═════ Material for the task ═════

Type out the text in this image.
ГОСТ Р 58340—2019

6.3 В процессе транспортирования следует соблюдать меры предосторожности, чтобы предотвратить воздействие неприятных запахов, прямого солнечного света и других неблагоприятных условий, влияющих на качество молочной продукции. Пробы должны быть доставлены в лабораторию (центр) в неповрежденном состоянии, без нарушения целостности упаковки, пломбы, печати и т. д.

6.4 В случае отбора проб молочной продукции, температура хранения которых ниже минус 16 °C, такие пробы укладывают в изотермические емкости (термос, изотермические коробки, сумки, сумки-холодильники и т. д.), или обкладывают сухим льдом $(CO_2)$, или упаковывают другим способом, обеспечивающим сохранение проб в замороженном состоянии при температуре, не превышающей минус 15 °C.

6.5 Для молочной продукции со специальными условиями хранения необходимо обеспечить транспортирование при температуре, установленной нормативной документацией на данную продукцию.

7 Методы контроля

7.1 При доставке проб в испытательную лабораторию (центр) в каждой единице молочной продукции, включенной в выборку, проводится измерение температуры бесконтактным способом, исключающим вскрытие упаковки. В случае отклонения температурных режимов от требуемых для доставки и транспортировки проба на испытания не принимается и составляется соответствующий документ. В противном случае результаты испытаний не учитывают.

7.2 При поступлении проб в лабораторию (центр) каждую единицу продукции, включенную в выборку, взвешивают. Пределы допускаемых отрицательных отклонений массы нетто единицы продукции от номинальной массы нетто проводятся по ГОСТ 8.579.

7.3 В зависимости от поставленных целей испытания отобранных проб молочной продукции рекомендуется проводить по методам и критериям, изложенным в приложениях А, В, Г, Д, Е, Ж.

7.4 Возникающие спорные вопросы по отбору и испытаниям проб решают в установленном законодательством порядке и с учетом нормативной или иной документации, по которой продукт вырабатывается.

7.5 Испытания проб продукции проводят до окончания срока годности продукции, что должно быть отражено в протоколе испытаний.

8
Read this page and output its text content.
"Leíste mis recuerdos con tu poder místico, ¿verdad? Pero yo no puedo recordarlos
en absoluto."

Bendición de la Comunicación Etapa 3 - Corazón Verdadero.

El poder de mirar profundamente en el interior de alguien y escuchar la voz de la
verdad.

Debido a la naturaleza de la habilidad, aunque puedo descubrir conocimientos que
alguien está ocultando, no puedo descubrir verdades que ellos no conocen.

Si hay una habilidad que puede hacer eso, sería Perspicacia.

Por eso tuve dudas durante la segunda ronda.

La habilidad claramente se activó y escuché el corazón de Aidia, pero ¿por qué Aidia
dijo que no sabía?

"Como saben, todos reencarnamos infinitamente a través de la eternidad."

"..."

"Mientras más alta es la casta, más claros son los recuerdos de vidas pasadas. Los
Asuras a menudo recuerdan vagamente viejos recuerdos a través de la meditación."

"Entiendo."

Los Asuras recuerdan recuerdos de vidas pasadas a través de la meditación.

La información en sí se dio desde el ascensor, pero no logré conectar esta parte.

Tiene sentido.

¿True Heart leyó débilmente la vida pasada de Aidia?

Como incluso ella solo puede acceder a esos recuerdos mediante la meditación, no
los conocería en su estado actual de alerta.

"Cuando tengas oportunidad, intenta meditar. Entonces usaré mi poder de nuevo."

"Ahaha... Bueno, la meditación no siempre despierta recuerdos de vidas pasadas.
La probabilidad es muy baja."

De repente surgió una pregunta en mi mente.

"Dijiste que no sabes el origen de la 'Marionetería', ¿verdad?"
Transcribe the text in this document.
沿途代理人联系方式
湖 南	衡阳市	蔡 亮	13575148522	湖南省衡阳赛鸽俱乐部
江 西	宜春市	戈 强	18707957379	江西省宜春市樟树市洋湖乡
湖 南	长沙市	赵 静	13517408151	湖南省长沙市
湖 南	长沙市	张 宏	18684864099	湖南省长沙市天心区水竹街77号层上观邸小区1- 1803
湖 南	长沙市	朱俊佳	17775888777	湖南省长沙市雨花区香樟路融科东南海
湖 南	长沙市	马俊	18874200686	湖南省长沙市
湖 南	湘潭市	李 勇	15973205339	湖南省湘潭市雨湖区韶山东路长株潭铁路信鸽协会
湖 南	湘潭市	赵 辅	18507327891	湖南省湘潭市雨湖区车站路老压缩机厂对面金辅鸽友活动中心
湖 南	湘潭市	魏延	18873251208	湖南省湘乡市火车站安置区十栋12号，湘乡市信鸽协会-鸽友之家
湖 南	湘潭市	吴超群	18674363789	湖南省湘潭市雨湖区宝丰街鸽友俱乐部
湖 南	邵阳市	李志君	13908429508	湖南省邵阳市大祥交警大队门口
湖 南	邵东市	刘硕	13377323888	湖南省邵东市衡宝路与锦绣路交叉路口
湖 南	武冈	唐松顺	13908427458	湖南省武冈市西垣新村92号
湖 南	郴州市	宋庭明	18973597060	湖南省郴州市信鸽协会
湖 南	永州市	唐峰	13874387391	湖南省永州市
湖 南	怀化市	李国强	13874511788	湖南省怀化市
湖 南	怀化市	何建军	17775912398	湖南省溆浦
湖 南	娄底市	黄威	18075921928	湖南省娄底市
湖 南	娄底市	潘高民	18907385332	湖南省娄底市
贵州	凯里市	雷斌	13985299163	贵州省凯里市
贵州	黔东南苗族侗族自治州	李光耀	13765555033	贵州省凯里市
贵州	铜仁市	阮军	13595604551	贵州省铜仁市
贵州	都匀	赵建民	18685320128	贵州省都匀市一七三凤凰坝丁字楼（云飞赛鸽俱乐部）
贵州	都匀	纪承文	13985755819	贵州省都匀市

═════

# Task instructions:
Scan the data above and copy every line with "descubrir" in it.

# Solution to the exercise:
Debido a la naturaleza de la habilidad, aunque puedo descubrir conocimientos que
alguien está ocultando, no puedo descubrir verdades que ellos no conocen.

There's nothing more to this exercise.